## Exercise instructions
Look for the word "which" in the entries below, then copy every line that has it.

[start of Entries provided]

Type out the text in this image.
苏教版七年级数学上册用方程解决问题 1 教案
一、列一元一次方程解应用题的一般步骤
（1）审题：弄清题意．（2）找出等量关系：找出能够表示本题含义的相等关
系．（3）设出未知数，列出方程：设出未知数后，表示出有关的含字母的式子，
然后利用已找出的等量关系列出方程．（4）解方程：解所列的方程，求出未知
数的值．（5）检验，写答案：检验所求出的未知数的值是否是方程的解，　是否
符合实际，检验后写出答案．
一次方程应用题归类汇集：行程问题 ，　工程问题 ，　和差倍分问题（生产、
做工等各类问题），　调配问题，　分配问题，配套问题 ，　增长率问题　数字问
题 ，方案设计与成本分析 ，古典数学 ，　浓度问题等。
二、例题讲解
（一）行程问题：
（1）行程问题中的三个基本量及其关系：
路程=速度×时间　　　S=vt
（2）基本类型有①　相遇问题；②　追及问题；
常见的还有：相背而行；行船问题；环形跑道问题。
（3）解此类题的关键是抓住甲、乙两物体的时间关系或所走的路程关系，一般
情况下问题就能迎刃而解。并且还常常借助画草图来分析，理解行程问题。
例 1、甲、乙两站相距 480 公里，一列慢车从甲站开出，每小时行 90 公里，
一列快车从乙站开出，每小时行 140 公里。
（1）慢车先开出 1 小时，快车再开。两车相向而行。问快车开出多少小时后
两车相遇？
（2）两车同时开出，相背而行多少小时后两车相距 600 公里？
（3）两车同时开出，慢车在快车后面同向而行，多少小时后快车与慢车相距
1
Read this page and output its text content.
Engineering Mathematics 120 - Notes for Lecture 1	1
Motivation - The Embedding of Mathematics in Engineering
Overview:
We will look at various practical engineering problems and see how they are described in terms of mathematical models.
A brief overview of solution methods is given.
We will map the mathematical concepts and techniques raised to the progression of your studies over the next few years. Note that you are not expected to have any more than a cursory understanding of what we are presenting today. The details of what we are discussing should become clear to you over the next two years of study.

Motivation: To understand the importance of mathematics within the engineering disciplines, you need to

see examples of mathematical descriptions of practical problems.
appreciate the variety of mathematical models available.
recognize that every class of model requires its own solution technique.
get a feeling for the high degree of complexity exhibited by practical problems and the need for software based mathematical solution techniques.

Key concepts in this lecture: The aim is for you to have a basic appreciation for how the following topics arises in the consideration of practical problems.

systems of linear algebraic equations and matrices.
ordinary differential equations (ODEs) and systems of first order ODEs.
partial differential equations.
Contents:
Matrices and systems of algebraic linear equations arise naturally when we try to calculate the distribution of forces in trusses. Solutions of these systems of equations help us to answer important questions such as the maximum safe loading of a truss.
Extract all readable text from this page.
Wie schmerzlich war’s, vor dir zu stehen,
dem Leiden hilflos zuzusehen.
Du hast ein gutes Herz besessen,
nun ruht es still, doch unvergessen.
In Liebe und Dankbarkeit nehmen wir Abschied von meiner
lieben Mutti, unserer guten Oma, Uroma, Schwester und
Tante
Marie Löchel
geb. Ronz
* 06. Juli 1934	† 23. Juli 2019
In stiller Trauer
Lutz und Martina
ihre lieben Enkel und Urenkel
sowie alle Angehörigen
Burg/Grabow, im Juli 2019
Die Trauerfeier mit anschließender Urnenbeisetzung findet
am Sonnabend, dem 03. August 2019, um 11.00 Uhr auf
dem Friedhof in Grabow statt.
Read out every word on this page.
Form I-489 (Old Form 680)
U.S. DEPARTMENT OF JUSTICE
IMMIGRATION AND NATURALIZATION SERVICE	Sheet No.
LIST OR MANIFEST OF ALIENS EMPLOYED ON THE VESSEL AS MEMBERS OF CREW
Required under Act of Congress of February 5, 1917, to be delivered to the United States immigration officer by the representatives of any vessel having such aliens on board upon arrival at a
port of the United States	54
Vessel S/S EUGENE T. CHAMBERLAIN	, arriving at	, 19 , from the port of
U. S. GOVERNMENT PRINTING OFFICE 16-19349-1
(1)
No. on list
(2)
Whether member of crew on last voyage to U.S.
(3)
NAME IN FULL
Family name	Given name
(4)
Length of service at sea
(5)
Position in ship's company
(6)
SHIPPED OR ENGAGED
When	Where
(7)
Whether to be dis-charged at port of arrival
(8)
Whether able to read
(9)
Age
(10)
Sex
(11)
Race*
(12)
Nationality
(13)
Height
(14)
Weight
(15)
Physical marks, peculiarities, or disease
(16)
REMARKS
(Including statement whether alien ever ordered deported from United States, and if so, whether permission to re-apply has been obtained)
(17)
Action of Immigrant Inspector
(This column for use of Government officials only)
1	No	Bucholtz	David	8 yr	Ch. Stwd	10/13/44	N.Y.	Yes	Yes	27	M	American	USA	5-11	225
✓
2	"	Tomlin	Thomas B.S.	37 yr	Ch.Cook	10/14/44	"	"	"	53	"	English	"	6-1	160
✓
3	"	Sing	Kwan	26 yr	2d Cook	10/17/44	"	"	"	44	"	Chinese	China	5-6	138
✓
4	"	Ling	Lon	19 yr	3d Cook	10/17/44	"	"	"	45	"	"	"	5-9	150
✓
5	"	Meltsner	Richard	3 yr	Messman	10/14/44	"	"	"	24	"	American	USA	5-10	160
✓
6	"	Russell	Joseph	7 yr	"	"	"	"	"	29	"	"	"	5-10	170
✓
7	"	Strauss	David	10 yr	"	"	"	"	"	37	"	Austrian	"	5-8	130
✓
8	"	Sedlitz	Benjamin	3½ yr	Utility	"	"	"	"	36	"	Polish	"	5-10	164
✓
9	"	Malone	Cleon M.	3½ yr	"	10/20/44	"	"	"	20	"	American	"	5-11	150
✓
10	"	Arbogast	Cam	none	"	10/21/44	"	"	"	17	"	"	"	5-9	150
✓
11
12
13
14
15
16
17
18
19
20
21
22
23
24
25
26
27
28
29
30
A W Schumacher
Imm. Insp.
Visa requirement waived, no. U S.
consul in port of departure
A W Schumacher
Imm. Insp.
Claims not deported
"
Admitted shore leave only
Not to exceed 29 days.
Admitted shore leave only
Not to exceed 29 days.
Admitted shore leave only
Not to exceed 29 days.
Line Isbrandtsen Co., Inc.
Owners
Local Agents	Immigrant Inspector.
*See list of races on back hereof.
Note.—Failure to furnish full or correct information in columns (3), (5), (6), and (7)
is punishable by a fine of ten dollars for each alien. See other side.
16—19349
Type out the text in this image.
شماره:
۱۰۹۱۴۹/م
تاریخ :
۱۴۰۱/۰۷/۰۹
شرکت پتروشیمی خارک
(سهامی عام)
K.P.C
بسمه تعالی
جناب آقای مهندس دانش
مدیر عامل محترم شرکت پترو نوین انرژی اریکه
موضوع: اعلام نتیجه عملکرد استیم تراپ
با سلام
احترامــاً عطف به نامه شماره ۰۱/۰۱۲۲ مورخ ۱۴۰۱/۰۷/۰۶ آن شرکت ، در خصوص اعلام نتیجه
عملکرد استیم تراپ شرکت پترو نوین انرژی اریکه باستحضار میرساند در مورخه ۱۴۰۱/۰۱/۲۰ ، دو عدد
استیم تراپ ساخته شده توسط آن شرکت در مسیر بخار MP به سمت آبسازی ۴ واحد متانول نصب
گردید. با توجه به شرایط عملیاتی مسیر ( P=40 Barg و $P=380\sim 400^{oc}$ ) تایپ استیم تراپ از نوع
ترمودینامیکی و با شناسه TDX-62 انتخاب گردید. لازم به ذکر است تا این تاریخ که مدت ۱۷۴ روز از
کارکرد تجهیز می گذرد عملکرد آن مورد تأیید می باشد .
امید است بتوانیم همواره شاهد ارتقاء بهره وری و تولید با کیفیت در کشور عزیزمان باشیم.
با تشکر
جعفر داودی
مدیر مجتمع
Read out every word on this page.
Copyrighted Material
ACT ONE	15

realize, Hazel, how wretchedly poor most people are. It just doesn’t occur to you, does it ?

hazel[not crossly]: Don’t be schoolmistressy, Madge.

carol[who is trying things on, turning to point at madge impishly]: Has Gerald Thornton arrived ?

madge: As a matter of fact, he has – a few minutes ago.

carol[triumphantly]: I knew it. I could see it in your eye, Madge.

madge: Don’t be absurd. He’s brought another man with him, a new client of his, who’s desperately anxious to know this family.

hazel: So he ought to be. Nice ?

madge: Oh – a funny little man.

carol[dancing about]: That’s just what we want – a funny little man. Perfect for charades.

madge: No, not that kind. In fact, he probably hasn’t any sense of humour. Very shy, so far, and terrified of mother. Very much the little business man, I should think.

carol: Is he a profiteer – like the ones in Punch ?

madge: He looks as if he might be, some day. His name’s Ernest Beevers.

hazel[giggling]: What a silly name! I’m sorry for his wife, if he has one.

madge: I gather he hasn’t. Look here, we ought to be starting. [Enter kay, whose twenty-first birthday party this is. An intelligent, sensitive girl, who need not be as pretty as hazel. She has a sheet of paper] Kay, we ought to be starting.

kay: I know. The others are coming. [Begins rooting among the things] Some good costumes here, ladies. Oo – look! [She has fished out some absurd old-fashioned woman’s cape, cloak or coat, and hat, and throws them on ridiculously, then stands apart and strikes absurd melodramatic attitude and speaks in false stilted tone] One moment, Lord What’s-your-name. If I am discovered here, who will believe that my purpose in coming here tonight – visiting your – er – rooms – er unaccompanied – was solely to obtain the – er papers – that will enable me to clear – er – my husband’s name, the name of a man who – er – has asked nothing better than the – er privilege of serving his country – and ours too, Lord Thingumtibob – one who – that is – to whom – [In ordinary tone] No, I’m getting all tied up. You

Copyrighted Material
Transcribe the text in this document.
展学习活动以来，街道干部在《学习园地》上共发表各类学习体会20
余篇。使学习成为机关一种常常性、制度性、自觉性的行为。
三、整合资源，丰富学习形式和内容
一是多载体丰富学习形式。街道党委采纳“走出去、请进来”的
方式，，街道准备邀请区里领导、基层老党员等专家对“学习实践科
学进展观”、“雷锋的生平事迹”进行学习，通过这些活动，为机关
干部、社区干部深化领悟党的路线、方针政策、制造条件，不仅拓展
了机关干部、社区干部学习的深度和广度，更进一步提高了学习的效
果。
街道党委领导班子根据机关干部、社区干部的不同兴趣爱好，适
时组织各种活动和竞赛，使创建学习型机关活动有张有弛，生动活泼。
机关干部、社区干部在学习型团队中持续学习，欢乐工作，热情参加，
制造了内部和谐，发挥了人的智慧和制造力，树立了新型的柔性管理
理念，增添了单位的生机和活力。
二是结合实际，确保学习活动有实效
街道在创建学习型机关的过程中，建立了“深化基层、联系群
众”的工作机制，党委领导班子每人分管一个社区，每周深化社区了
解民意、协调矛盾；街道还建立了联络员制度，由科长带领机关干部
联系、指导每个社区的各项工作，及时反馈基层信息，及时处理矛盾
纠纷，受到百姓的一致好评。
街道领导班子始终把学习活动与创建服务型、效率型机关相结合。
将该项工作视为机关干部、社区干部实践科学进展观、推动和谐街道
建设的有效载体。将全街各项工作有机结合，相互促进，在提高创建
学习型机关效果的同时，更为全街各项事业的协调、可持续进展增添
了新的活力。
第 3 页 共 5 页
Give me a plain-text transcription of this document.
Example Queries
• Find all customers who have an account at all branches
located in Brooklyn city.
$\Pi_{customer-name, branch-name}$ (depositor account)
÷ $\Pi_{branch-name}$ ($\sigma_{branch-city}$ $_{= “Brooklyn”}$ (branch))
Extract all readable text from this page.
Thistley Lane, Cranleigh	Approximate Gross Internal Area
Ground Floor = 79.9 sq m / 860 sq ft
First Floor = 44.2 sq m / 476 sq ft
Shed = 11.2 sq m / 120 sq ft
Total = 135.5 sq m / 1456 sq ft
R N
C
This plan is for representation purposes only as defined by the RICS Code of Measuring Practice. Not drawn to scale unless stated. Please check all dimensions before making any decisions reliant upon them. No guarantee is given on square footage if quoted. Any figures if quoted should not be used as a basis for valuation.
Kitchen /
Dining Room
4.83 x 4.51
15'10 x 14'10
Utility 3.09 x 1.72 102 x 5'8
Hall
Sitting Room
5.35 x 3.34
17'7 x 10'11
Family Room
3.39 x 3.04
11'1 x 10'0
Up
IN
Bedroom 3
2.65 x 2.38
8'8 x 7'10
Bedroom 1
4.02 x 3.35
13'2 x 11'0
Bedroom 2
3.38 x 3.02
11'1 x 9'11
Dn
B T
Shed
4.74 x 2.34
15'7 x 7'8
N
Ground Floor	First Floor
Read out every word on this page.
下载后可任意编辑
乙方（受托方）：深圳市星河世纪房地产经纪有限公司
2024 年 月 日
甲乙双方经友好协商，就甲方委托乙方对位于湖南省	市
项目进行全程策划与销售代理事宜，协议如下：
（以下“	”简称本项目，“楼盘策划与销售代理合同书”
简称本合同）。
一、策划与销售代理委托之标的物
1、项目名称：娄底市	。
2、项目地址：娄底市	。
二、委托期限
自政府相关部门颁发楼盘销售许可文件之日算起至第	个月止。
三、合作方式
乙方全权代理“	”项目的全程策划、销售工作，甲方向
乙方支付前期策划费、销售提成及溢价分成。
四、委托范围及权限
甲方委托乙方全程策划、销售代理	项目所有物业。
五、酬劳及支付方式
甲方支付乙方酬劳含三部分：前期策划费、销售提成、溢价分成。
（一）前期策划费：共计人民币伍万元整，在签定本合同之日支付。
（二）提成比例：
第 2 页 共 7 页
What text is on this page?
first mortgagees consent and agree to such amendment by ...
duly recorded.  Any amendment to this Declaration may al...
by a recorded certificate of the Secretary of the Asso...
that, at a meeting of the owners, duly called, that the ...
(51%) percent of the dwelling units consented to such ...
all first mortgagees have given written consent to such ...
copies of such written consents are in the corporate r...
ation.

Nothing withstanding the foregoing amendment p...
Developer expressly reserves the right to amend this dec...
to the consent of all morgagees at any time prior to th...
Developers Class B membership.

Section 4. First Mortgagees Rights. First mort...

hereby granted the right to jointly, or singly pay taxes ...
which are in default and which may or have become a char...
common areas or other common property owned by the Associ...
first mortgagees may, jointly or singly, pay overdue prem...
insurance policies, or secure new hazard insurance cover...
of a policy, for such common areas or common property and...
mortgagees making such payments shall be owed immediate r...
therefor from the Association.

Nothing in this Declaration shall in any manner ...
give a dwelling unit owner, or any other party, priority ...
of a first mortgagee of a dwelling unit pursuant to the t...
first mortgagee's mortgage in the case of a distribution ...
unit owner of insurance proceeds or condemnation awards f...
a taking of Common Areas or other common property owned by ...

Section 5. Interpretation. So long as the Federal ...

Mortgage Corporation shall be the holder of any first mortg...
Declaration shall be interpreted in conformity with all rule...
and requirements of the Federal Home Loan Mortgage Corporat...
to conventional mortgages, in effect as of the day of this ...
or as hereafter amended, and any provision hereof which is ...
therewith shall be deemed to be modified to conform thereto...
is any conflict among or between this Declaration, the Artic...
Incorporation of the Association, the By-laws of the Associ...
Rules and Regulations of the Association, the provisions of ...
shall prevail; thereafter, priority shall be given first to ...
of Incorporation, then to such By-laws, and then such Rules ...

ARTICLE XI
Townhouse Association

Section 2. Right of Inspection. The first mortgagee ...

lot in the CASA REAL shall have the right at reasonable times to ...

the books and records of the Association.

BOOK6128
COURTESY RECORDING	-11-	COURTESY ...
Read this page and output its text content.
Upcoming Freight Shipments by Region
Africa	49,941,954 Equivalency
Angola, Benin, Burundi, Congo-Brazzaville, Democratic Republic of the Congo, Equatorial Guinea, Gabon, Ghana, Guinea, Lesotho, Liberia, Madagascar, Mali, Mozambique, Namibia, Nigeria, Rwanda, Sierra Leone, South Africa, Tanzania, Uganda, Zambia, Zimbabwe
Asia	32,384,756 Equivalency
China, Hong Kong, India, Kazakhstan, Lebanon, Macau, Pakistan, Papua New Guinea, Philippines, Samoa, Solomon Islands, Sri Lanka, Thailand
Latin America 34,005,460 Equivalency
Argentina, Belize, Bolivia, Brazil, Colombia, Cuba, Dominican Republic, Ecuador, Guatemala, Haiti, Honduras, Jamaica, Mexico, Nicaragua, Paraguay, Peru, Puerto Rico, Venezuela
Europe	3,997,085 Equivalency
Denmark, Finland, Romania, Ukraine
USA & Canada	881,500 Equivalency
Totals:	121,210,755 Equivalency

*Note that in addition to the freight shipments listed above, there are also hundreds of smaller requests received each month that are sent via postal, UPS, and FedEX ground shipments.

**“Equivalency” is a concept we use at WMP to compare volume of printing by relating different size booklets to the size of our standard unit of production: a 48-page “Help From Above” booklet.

[end of Entries provided]

## Solution
which are in default and which may or have become a char...
or as hereafter amended, and any provision hereof which is ...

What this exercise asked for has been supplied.